## BEGIN The data
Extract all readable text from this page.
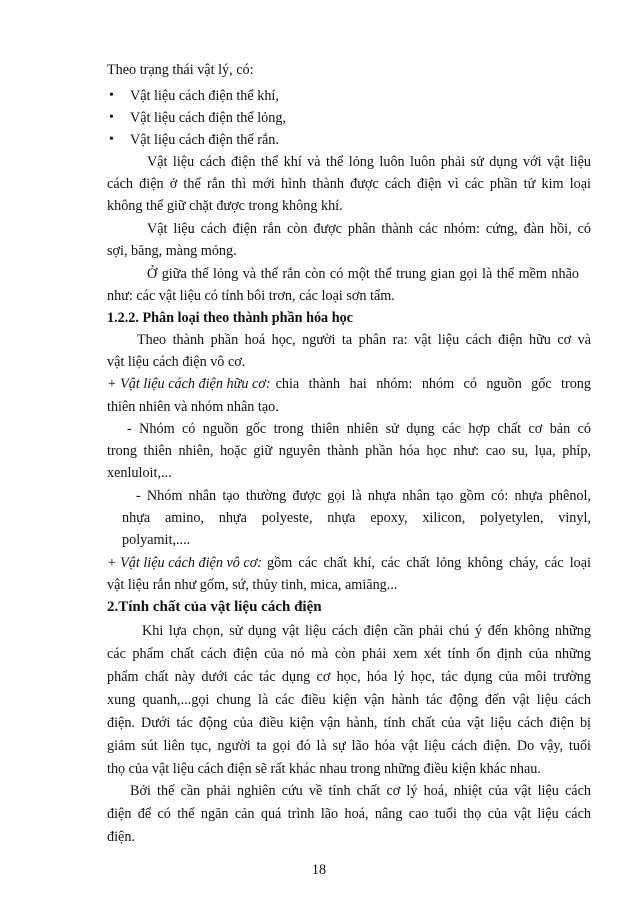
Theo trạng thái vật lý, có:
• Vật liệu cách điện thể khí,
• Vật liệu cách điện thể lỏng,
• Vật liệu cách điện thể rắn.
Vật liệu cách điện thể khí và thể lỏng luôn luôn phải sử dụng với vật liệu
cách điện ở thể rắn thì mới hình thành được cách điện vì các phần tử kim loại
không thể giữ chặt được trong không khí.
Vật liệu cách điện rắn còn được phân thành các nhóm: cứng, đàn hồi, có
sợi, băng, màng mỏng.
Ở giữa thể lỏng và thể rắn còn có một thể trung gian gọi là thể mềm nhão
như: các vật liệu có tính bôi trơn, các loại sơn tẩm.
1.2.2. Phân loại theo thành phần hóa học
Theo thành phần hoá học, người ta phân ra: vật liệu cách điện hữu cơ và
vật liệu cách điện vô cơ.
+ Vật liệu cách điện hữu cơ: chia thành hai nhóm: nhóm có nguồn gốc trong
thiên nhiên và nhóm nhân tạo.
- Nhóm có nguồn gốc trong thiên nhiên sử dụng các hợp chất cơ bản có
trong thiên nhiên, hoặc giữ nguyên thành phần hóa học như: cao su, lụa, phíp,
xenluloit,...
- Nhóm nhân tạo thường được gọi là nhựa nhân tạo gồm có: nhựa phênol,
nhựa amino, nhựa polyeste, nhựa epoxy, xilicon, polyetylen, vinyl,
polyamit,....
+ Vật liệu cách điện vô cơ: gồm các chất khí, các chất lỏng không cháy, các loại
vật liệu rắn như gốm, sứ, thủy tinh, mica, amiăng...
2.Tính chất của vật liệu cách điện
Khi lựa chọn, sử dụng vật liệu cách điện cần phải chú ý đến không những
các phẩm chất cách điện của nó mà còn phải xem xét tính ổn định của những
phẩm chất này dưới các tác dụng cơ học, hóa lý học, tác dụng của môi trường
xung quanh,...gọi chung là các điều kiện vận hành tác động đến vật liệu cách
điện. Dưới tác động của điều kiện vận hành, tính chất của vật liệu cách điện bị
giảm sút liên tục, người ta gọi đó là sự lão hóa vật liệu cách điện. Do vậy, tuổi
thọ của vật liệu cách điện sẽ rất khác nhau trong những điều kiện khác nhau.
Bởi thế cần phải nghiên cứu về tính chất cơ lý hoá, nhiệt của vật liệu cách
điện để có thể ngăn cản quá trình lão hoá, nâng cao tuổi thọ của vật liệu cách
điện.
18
## END The data
## BEGIN The data
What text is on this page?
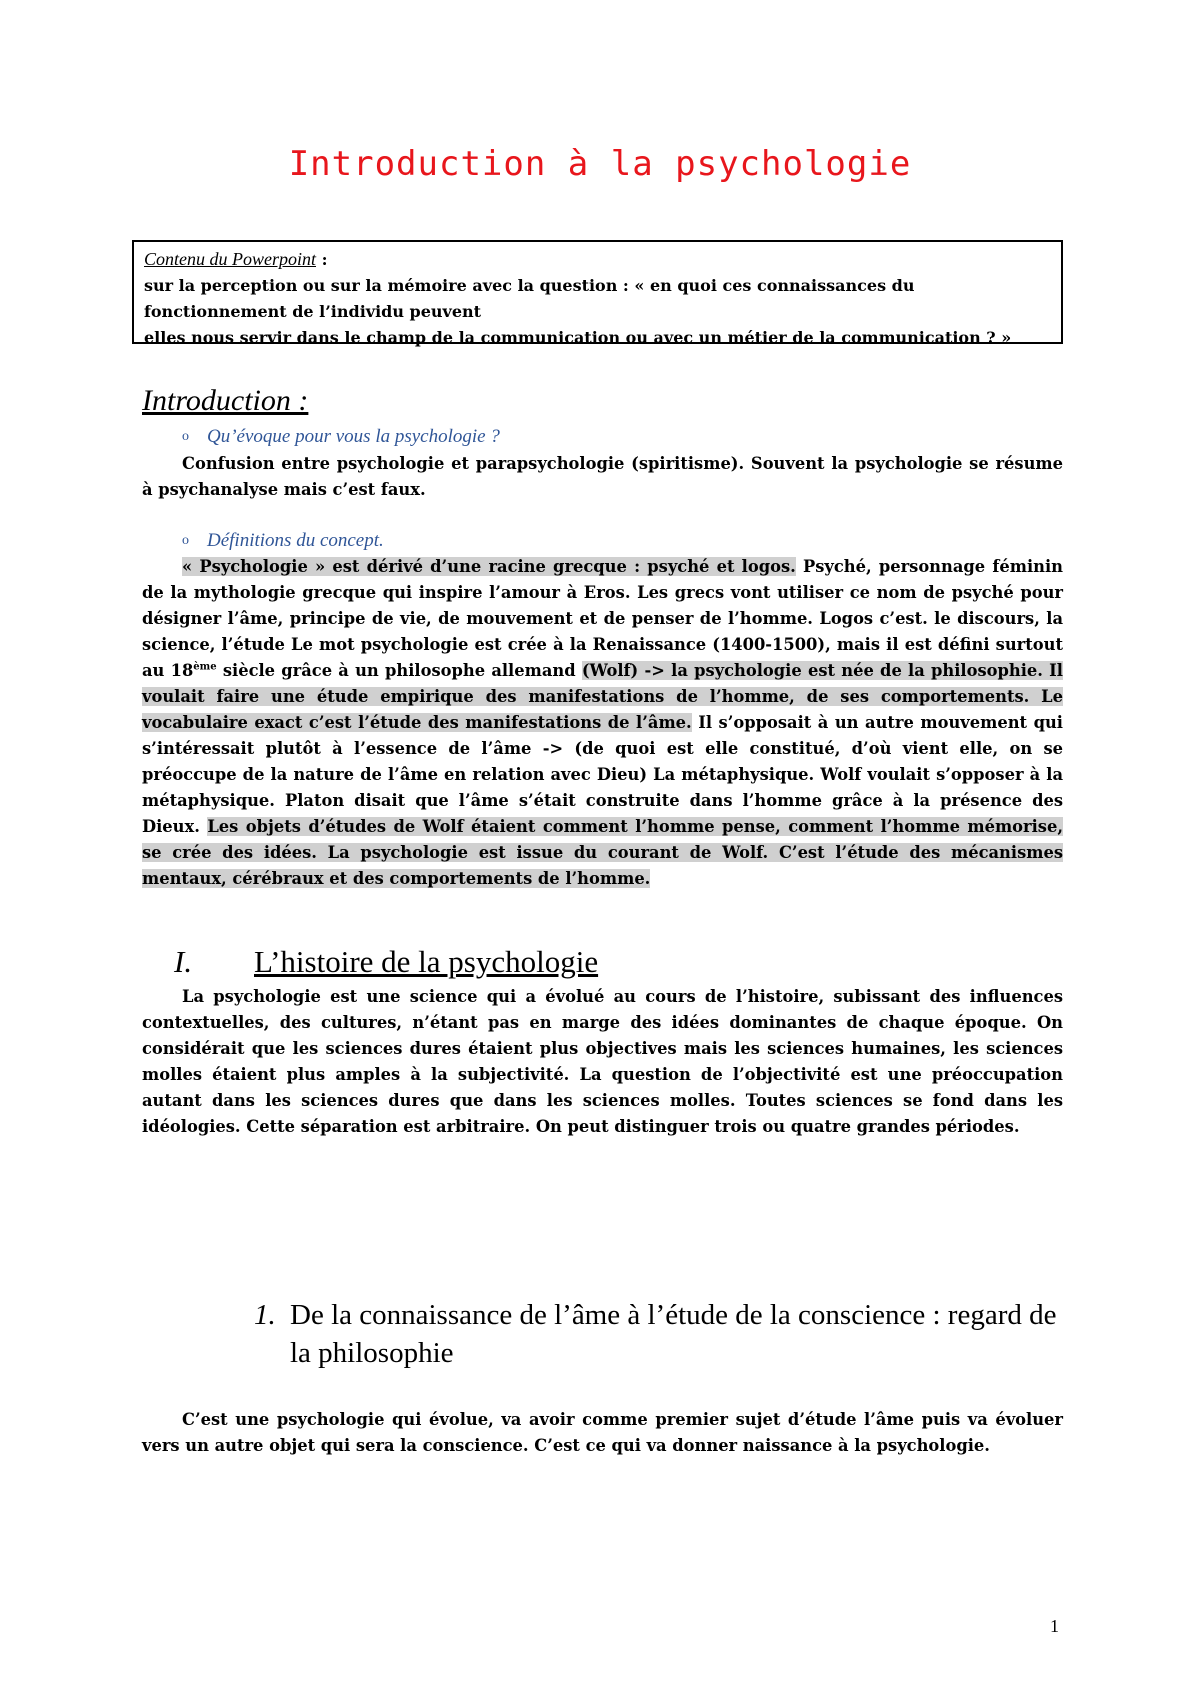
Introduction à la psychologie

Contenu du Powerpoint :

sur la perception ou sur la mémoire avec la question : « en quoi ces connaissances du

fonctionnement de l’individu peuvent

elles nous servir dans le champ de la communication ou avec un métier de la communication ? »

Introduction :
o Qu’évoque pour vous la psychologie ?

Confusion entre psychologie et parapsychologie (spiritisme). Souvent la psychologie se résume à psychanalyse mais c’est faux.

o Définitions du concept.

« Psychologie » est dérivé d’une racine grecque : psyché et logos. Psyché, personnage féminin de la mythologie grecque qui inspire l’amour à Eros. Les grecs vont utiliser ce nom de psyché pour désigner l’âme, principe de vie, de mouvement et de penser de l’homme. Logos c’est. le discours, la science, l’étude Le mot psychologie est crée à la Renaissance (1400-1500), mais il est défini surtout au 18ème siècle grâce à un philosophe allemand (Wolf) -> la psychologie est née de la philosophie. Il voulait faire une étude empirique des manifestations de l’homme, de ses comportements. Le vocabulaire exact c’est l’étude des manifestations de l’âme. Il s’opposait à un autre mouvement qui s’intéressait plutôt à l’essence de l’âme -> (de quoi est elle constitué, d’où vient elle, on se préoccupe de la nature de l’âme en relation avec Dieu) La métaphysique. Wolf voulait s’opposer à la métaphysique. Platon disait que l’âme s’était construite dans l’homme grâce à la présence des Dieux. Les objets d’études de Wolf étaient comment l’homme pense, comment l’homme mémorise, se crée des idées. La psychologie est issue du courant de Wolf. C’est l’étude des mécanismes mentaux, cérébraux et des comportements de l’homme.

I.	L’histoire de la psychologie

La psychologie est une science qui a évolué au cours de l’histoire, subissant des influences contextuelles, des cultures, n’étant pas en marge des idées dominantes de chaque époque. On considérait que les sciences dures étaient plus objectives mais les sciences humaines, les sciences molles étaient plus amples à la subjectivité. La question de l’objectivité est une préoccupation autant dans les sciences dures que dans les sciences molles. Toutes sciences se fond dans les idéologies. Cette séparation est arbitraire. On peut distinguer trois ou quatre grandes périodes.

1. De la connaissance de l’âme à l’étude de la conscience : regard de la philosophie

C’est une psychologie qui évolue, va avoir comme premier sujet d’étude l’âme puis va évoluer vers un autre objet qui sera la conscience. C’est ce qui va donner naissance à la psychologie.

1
## END The data
_What you will do_
Take every line from the records above that has the word "nguồn" and copy it.

_The completed task_
+ Vật liệu cách điện hữu cơ: chia thành hai nhóm: nhóm có nguồn gốc trong
- Nhóm có nguồn gốc trong thiên nhiên sử dụng các hợp chất cơ bản có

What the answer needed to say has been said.